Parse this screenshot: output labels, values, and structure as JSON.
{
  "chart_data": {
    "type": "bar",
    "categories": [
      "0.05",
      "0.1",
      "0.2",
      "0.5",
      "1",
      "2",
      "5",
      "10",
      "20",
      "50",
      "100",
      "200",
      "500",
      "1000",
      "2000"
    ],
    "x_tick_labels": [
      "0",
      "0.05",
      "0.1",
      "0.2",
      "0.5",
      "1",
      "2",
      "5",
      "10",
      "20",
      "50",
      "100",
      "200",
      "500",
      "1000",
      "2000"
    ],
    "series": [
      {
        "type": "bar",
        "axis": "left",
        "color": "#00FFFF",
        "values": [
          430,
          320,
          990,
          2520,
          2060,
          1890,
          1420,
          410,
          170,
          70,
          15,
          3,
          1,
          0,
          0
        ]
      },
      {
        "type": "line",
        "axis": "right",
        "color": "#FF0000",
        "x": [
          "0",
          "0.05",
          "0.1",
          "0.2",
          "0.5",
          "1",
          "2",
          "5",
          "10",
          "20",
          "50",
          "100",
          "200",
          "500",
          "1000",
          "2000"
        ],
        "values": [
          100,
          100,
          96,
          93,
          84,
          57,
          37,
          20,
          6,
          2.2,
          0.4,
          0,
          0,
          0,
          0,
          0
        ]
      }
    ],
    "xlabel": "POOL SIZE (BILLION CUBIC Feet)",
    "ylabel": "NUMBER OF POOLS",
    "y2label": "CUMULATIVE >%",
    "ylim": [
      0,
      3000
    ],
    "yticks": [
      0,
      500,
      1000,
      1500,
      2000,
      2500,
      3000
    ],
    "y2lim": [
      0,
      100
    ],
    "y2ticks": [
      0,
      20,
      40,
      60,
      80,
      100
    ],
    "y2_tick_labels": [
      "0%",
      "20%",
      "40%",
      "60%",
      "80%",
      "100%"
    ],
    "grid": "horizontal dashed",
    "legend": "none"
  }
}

********************

• [Objective] Reproduce the records word for word.

• [Answer to the exercise]
Parse this screenshot: output labels, values, and structure as JSON.
{
  "chart_data": {
    "type": "bar",
    "categories": [
      "0.05",
      "0.1",
      "0.2",
      "0.5",
      "1",
      "2",
      "5",
      "10",
      "20",
      "50",
      "100",
      "200",
      "500",
      "1000",
      "2000"
    ],
    "x_tick_labels": [
      "0",
      "0.05",
      "0.1",
      "0.2",
      "0.5",
      "1",
      "2",
      "5",
      "10",
      "20",
      "50",
      "100",
      "200",
      "500",
      "1000",
      "2000"
    ],
    "series": [
      {
        "type": "bar",
        "axis": "left",
        "color": "#00FFFF",
        "values": [
          430,
          320,
          990,
          2520,
          2060,
          1890,
          1420,
          410,
          170,
          70,
          15,
          3,
          1,
          0,
          0
        ]
      },
      {
        "type": "line",
        "axis": "right",
        "color": "#FF0000",
        "x": [
          "0",
          "0.05",
          "0.1",
          "0.2",
          "0.5",
          "1",
          "2",
          "5",
          "10",
          "20",
          "50",
          "100",
          "200",
          "500",
          "1000",
          "2000"
        ],
        "values": [
          100,
          100,
          96,
          93,
          84,
          57,
          37,
          20,
          6,
          2.2,
          0.4,
          0,
          0,
          0,
          0,
          0
        ]
      }
    ],
    "xlabel": "POOL SIZE (BILLION CUBIC Feet)",
    "ylabel": "NUMBER OF POOLS",
    "y2label": "CUMULATIVE >%",
    "ylim": [
      0,
      3000
    ],
    "yticks": [
      0,
      500,
      1000,
      1500,
      2000,
      2500,
      3000
    ],
    "y2lim": [
      0,
      100
    ],
    "y2ticks": [
      0,
      20,
      40,
      60,
      80,
      100
    ],
    "y2_tick_labels": [
      "0%",
      "20%",
      "40%",
      "60%",
      "80%",
      "100%"
    ],
    "grid": "horizontal dashed",
    "legend": "none"
  }
}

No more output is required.